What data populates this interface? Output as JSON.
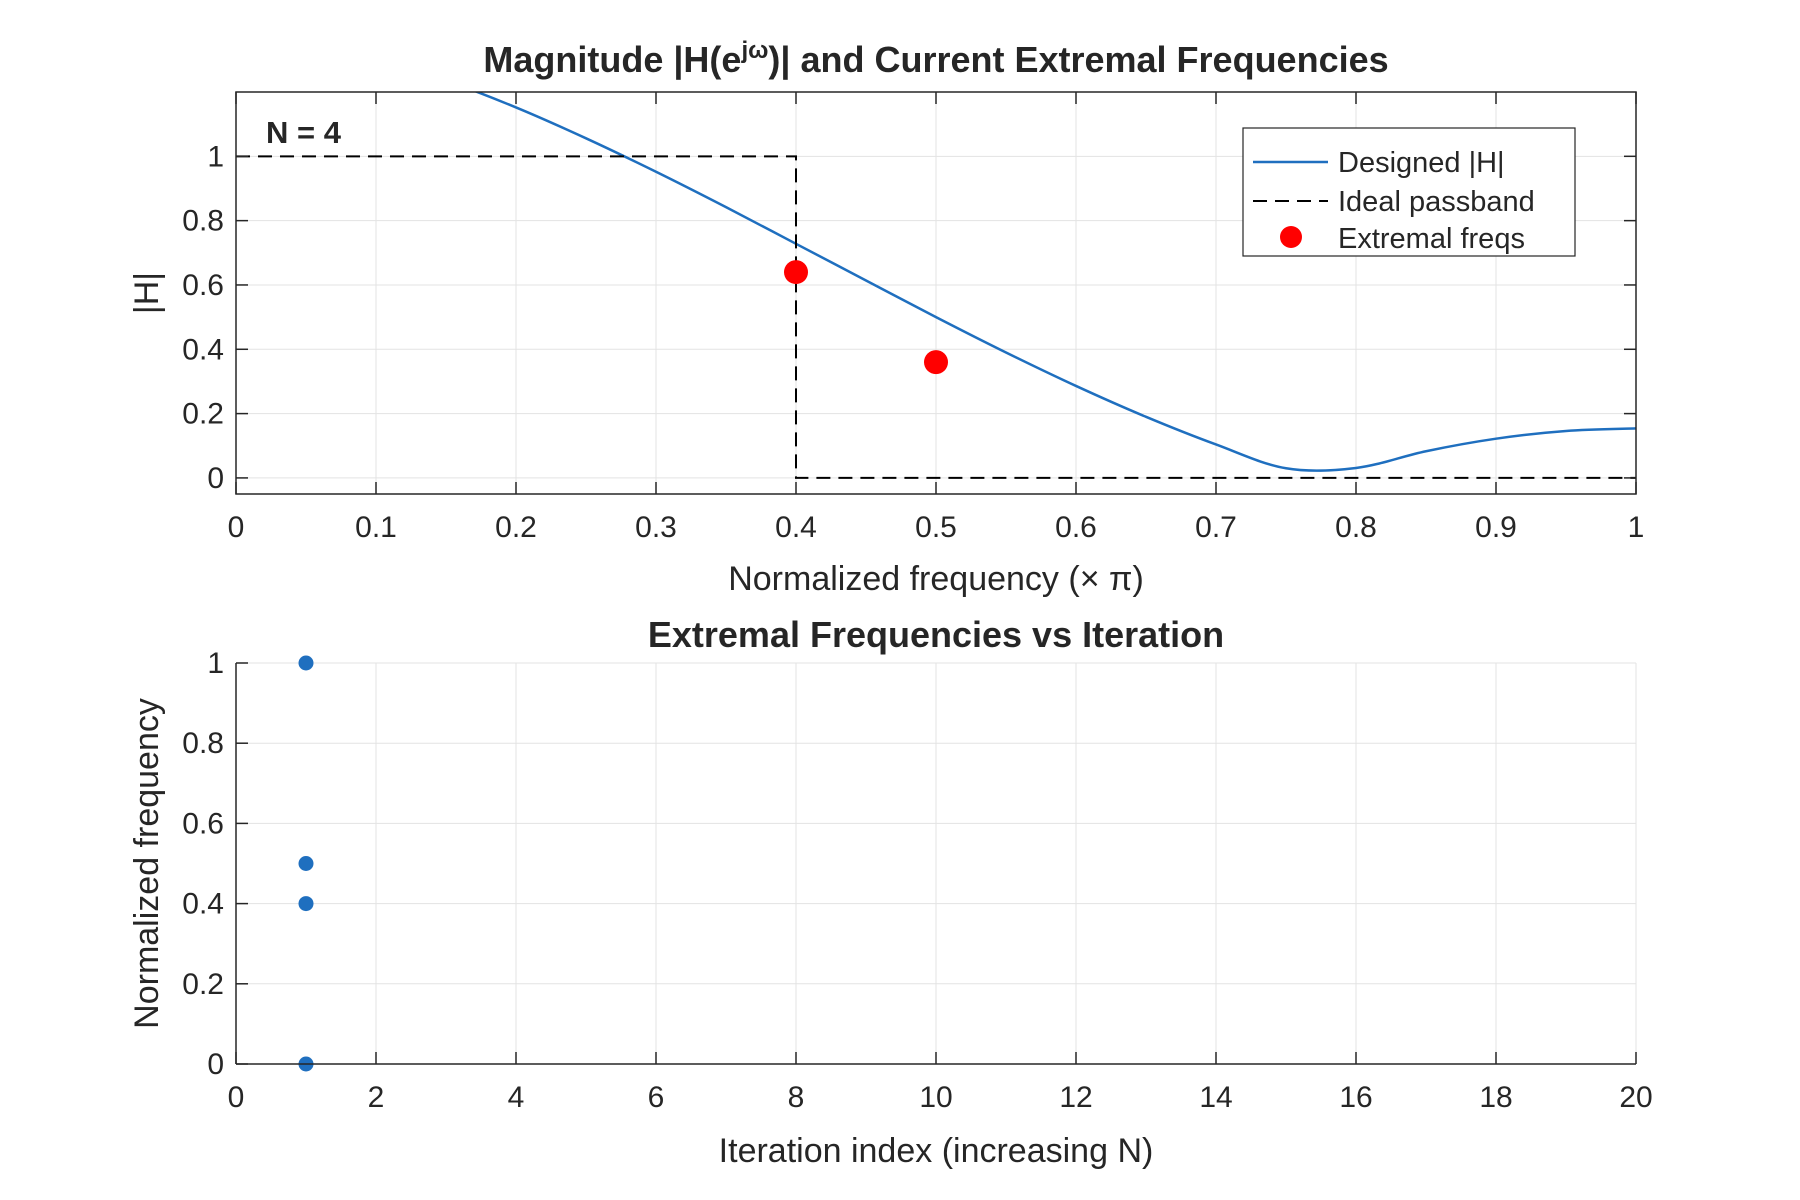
{
  "chart_data": [
    {
      "type": "line",
      "title": {
        "pre": "Magnitude |H(e",
        "sup": "jω",
        "post": ")| and Current Extremal Frequencies"
      },
      "xlabel": "Normalized frequency (× π)",
      "ylabel": "|H|",
      "xlim": [
        0,
        1
      ],
      "ylim": [
        -0.05,
        1.2
      ],
      "xticks": [
        0,
        0.1,
        0.2,
        0.3,
        0.4,
        0.5,
        0.6,
        0.7,
        0.8,
        0.9,
        1
      ],
      "xtick_labels": [
        "0",
        "0.1",
        "0.2",
        "0.3",
        "0.4",
        "0.5",
        "0.6",
        "0.7",
        "0.8",
        "0.9",
        "1"
      ],
      "yticks": [
        0,
        0.2,
        0.4,
        0.6,
        0.8,
        1
      ],
      "ytick_labels": [
        "0",
        "0.2",
        "0.4",
        "0.6",
        "0.8",
        "1"
      ],
      "grid": true,
      "annotation": "N = 4",
      "legend": {
        "placement": "top-right",
        "entries": [
          "Designed |H|",
          "Ideal passband",
          "Extremal freqs"
        ]
      },
      "series": [
        {
          "name": "Designed |H|",
          "style": "line",
          "color": "#1f6fbf",
          "x": [
            0.1,
            0.15,
            0.2,
            0.25,
            0.3,
            0.35,
            0.4,
            0.45,
            0.5,
            0.55,
            0.6,
            0.65,
            0.7,
            0.75,
            0.8,
            0.85,
            0.9,
            0.95,
            1.0
          ],
          "y": [
            1.306,
            1.236,
            1.152,
            1.056,
            0.952,
            0.842,
            0.728,
            0.614,
            0.5,
            0.39,
            0.286,
            0.19,
            0.104,
            0.03,
            0.031,
            0.083,
            0.122,
            0.146,
            0.154
          ]
        },
        {
          "name": "Ideal passband",
          "style": "dashed",
          "color": "#000000",
          "x": [
            0,
            0.4,
            0.4,
            1
          ],
          "y": [
            1,
            1,
            0,
            0
          ]
        },
        {
          "name": "Extremal freqs",
          "style": "markers",
          "color": "#ff0000",
          "x": [
            0.4,
            0.5
          ],
          "y": [
            0.64,
            0.36
          ]
        }
      ]
    },
    {
      "type": "scatter",
      "title": "Extremal Frequencies vs Iteration",
      "xlabel": "Iteration index (increasing N)",
      "ylabel": "Normalized frequency",
      "xlim": [
        0,
        20
      ],
      "ylim": [
        0,
        1
      ],
      "xticks": [
        0,
        2,
        4,
        6,
        8,
        10,
        12,
        14,
        16,
        18,
        20
      ],
      "xtick_labels": [
        "0",
        "2",
        "4",
        "6",
        "8",
        "10",
        "12",
        "14",
        "16",
        "18",
        "20"
      ],
      "yticks": [
        0,
        0.2,
        0.4,
        0.6,
        0.8,
        1
      ],
      "ytick_labels": [
        "0",
        "0.2",
        "0.4",
        "0.6",
        "0.8",
        "1"
      ],
      "grid": true,
      "series": [
        {
          "color": "#1f6fbf",
          "x": [
            1,
            1,
            1,
            1
          ],
          "y": [
            0,
            0.4,
            0.5,
            1
          ]
        }
      ]
    }
  ]
}
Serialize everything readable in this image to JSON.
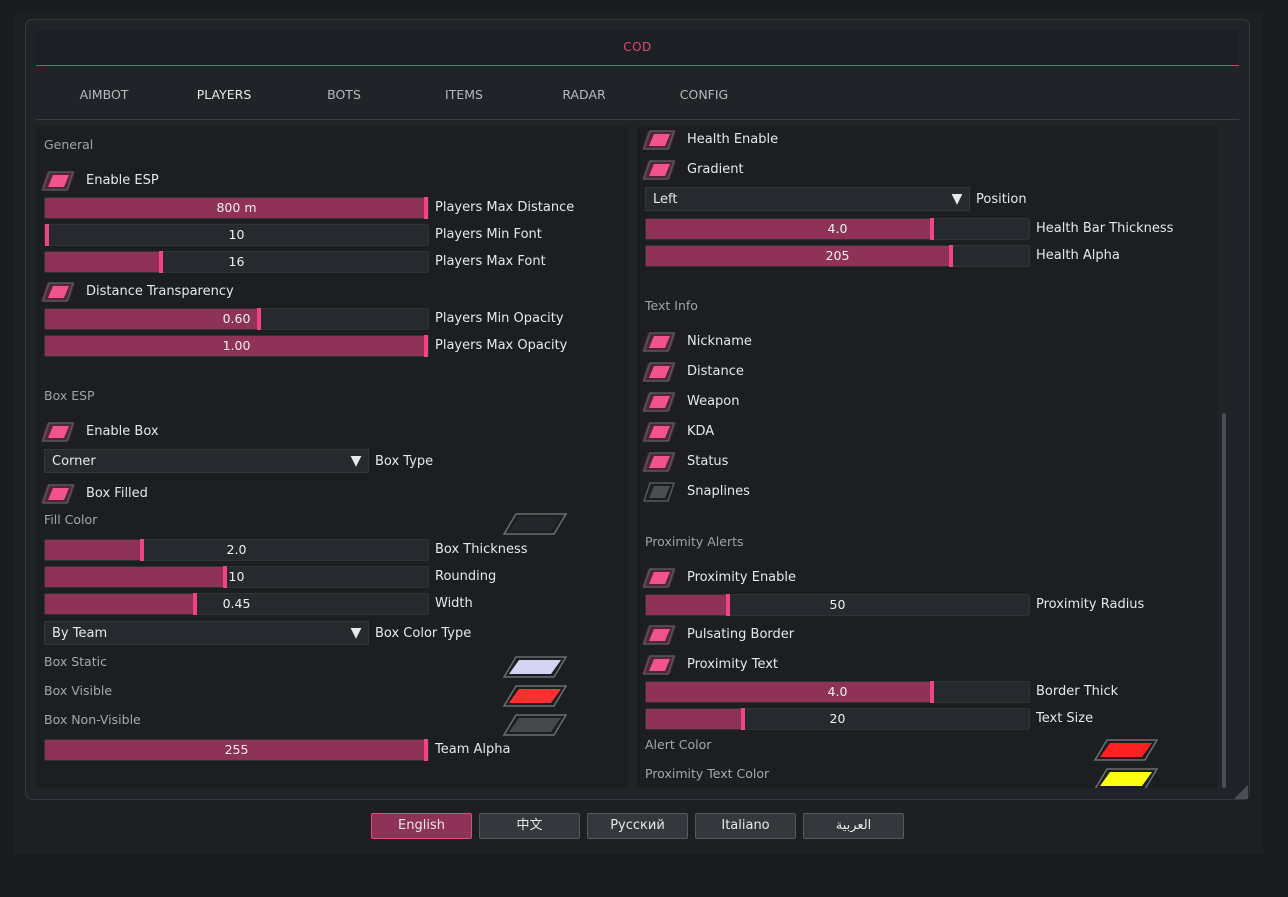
{
  "title": "COD",
  "tabs": [
    "AIMBOT",
    "PLAYERS",
    "BOTS",
    "ITEMS",
    "RADAR",
    "CONFIG"
  ],
  "active_tab": "PLAYERS",
  "colors": {
    "accent": "#f04585",
    "fill": "#8e3257",
    "panel": "#1c1e22"
  },
  "left": {
    "general": {
      "header": "General",
      "enable_esp": {
        "label": "Enable ESP",
        "checked": true
      },
      "max_distance": {
        "label": "Players Max Distance",
        "value": "800 m",
        "fraction": 1.0
      },
      "min_font": {
        "label": "Players Min Font",
        "value": "10",
        "fraction": 0.0
      },
      "max_font": {
        "label": "Players Max Font",
        "value": "16",
        "fraction": 0.3
      },
      "distance_transparency": {
        "label": "Distance Transparency",
        "checked": true
      },
      "min_opacity": {
        "label": "Players Min Opacity",
        "value": "0.60",
        "fraction": 0.56
      },
      "max_opacity": {
        "label": "Players Max Opacity",
        "value": "1.00",
        "fraction": 1.0
      }
    },
    "box": {
      "header": "Box ESP",
      "enable_box": {
        "label": "Enable Box",
        "checked": true
      },
      "box_type": {
        "label": "Box Type",
        "value": "Corner"
      },
      "box_filled": {
        "label": "Box Filled",
        "checked": true
      },
      "fill_color": {
        "label": "Fill Color",
        "color": "#23262a"
      },
      "box_thickness": {
        "label": "Box Thickness",
        "value": "2.0",
        "fraction": 0.25
      },
      "rounding": {
        "label": "Rounding",
        "value": "10",
        "fraction": 0.47
      },
      "width": {
        "label": "Width",
        "value": "0.45",
        "fraction": 0.39
      },
      "color_type": {
        "label": "Box Color Type",
        "value": "By Team"
      },
      "static": {
        "label": "Box Static",
        "color": "#d6d4f2"
      },
      "visible": {
        "label": "Box Visible",
        "color": "#ff3030"
      },
      "non_visible": {
        "label": "Box Non-Visible",
        "color": "#46484c"
      },
      "team_alpha": {
        "label": "Team Alpha",
        "value": "255",
        "fraction": 1.0
      }
    }
  },
  "right": {
    "health": {
      "enable": {
        "label": "Health Enable",
        "checked": true
      },
      "gradient": {
        "label": "Gradient",
        "checked": true
      },
      "position": {
        "label": "Position",
        "value": "Left"
      },
      "thickness": {
        "label": "Health Bar Thickness",
        "value": "4.0",
        "fraction": 0.75
      },
      "alpha": {
        "label": "Health Alpha",
        "value": "205",
        "fraction": 0.8
      }
    },
    "text_info": {
      "header": "Text Info",
      "items": [
        {
          "label": "Nickname",
          "checked": true
        },
        {
          "label": "Distance",
          "checked": true
        },
        {
          "label": "Weapon",
          "checked": true
        },
        {
          "label": "KDA",
          "checked": true
        },
        {
          "label": "Status",
          "checked": true
        },
        {
          "label": "Snaplines",
          "checked": false
        }
      ]
    },
    "proximity": {
      "header": "Proximity Alerts",
      "enable": {
        "label": "Proximity Enable",
        "checked": true
      },
      "radius": {
        "label": "Proximity Radius",
        "value": "50",
        "fraction": 0.21
      },
      "pulsating": {
        "label": "Pulsating Border",
        "checked": true
      },
      "text": {
        "label": "Proximity Text",
        "checked": true
      },
      "border_thick": {
        "label": "Border Thick",
        "value": "4.0",
        "fraction": 0.75
      },
      "text_size": {
        "label": "Text Size",
        "value": "20",
        "fraction": 0.25
      },
      "alert_color": {
        "label": "Alert Color",
        "color": "#ff2020"
      },
      "text_color": {
        "label": "Proximity Text Color",
        "color": "#ffff10"
      }
    }
  },
  "languages": [
    "English",
    "中文",
    "Русский",
    "Italiano",
    "العربية"
  ],
  "active_language": "English"
}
_ _ _
-- REQUIREMENTS --
Your task is to copy the entries in full and exactly, without any images.

-- FINISHED ANSWER --
What data populates this interface? Output as JSON.
{
  "chart_data": [
    {
      "type": "line",
      "title": {
        "pre": "Magnitude |H(e",
        "sup": "jω",
        "post": ")| and Current Extremal Frequencies"
      },
      "xlabel": "Normalized frequency (× π)",
      "ylabel": "|H|",
      "xlim": [
        0,
        1
      ],
      "ylim": [
        -0.05,
        1.2
      ],
      "xticks": [
        0,
        0.1,
        0.2,
        0.3,
        0.4,
        0.5,
        0.6,
        0.7,
        0.8,
        0.9,
        1
      ],
      "xtick_labels": [
        "0",
        "0.1",
        "0.2",
        "0.3",
        "0.4",
        "0.5",
        "0.6",
        "0.7",
        "0.8",
        "0.9",
        "1"
      ],
      "yticks": [
        0,
        0.2,
        0.4,
        0.6,
        0.8,
        1
      ],
      "ytick_labels": [
        "0",
        "0.2",
        "0.4",
        "0.6",
        "0.8",
        "1"
      ],
      "grid": true,
      "annotation": "N = 4",
      "legend": {
        "placement": "top-right",
        "entries": [
          "Designed |H|",
          "Ideal passband",
          "Extremal freqs"
        ]
      },
      "series": [
        {
          "name": "Designed |H|",
          "style": "line",
          "color": "#1f6fbf",
          "x": [
            0.1,
            0.15,
            0.2,
            0.25,
            0.3,
            0.35,
            0.4,
            0.45,
            0.5,
            0.55,
            0.6,
            0.65,
            0.7,
            0.75,
            0.8,
            0.85,
            0.9,
            0.95,
            1.0
          ],
          "y": [
            1.306,
            1.236,
            1.152,
            1.056,
            0.952,
            0.842,
            0.728,
            0.614,
            0.5,
            0.39,
            0.286,
            0.19,
            0.104,
            0.03,
            0.031,
            0.083,
            0.122,
            0.146,
            0.154
          ]
        },
        {
          "name": "Ideal passband",
          "style": "dashed",
          "color": "#000000",
          "x": [
            0,
            0.4,
            0.4,
            1
          ],
          "y": [
            1,
            1,
            0,
            0
          ]
        },
        {
          "name": "Extremal freqs",
          "style": "markers",
          "color": "#ff0000",
          "x": [
            0.4,
            0.5
          ],
          "y": [
            0.64,
            0.36
          ]
        }
      ]
    },
    {
      "type": "scatter",
      "title": "Extremal Frequencies vs Iteration",
      "xlabel": "Iteration index (increasing N)",
      "ylabel": "Normalized frequency",
      "xlim": [
        0,
        20
      ],
      "ylim": [
        0,
        1
      ],
      "xticks": [
        0,
        2,
        4,
        6,
        8,
        10,
        12,
        14,
        16,
        18,
        20
      ],
      "xtick_labels": [
        "0",
        "2",
        "4",
        "6",
        "8",
        "10",
        "12",
        "14",
        "16",
        "18",
        "20"
      ],
      "yticks": [
        0,
        0.2,
        0.4,
        0.6,
        0.8,
        1
      ],
      "ytick_labels": [
        "0",
        "0.2",
        "0.4",
        "0.6",
        "0.8",
        "1"
      ],
      "grid": true,
      "series": [
        {
          "color": "#1f6fbf",
          "x": [
            1,
            1,
            1,
            1
          ],
          "y": [
            0,
            0.4,
            0.5,
            1
          ]
        }
      ]
    }
  ]
}
Serialize everything readable in this image to JSON.
{
  "title": "COD",
  "tabs": [
    "AIMBOT",
    "PLAYERS",
    "BOTS",
    "ITEMS",
    "RADAR",
    "CONFIG"
  ],
  "active_tab": "PLAYERS",
  "colors": {
    "accent": "#f04585",
    "fill": "#8e3257",
    "panel": "#1c1e22"
  },
  "left": {
    "general": {
      "header": "General",
      "enable_esp": {
        "label": "Enable ESP",
        "checked": true
      },
      "max_distance": {
        "label": "Players Max Distance",
        "value": "800 m",
        "fraction": 1.0
      },
      "min_font": {
        "label": "Players Min Font",
        "value": "10",
        "fraction": 0.0
      },
      "max_font": {
        "label": "Players Max Font",
        "value": "16",
        "fraction": 0.3
      },
      "distance_transparency": {
        "label": "Distance Transparency",
        "checked": true
      },
      "min_opacity": {
        "label": "Players Min Opacity",
        "value": "0.60",
        "fraction": 0.56
      },
      "max_opacity": {
        "label": "Players Max Opacity",
        "value": "1.00",
        "fraction": 1.0
      }
    },
    "box": {
      "header": "Box ESP",
      "enable_box": {
        "label": "Enable Box",
        "checked": true
      },
      "box_type": {
        "label": "Box Type",
        "value": "Corner"
      },
      "box_filled": {
        "label": "Box Filled",
        "checked": true
      },
      "fill_color": {
        "label": "Fill Color",
        "color": "#23262a"
      },
      "box_thickness": {
        "label": "Box Thickness",
        "value": "2.0",
        "fraction": 0.25
      },
      "rounding": {
        "label": "Rounding",
        "value": "10",
        "fraction": 0.47
      },
      "width": {
        "label": "Width",
        "value": "0.45",
        "fraction": 0.39
      },
      "color_type": {
        "label": "Box Color Type",
        "value": "By Team"
      },
      "static": {
        "label": "Box Static",
        "color": "#d6d4f2"
      },
      "visible": {
        "label": "Box Visible",
        "color": "#ff3030"
      },
      "non_visible": {
        "label": "Box Non-Visible",
        "color": "#46484c"
      },
      "team_alpha": {
        "label": "Team Alpha",
        "value": "255",
        "fraction": 1.0
      }
    }
  },
  "right": {
    "health": {
      "enable": {
        "label": "Health Enable",
        "checked": true
      },
      "gradient": {
        "label": "Gradient",
        "checked": true
      },
      "position": {
        "label": "Position",
        "value": "Left"
      },
      "thickness": {
        "label": "Health Bar Thickness",
        "value": "4.0",
        "fraction": 0.75
      },
      "alpha": {
        "label": "Health Alpha",
        "value": "205",
        "fraction": 0.8
      }
    },
    "text_info": {
      "header": "Text Info",
      "items": [
        {
          "label": "Nickname",
          "checked": true
        },
        {
          "label": "Distance",
          "checked": true
        },
        {
          "label": "Weapon",
          "checked": true
        },
        {
          "label": "KDA",
          "checked": true
        },
        {
          "label": "Status",
          "checked": true
        },
        {
          "label": "Snaplines",
          "checked": false
        }
      ]
    },
    "proximity": {
      "header": "Proximity Alerts",
      "enable": {
        "label": "Proximity Enable",
        "checked": true
      },
      "radius": {
        "label": "Proximity Radius",
        "value": "50",
        "fraction": 0.21
      },
      "pulsating": {
        "label": "Pulsating Border",
        "checked": true
      },
      "text": {
        "label": "Proximity Text",
        "checked": true
      },
      "border_thick": {
        "label": "Border Thick",
        "value": "4.0",
        "fraction": 0.75
      },
      "text_size": {
        "label": "Text Size",
        "value": "20",
        "fraction": 0.25
      },
      "alert_color": {
        "label": "Alert Color",
        "color": "#ff2020"
      },
      "text_color": {
        "label": "Proximity Text Color",
        "color": "#ffff10"
      }
    }
  },
  "languages": [
    "English",
    "中文",
    "Русский",
    "Italiano",
    "العربية"
  ],
  "active_language": "English"
}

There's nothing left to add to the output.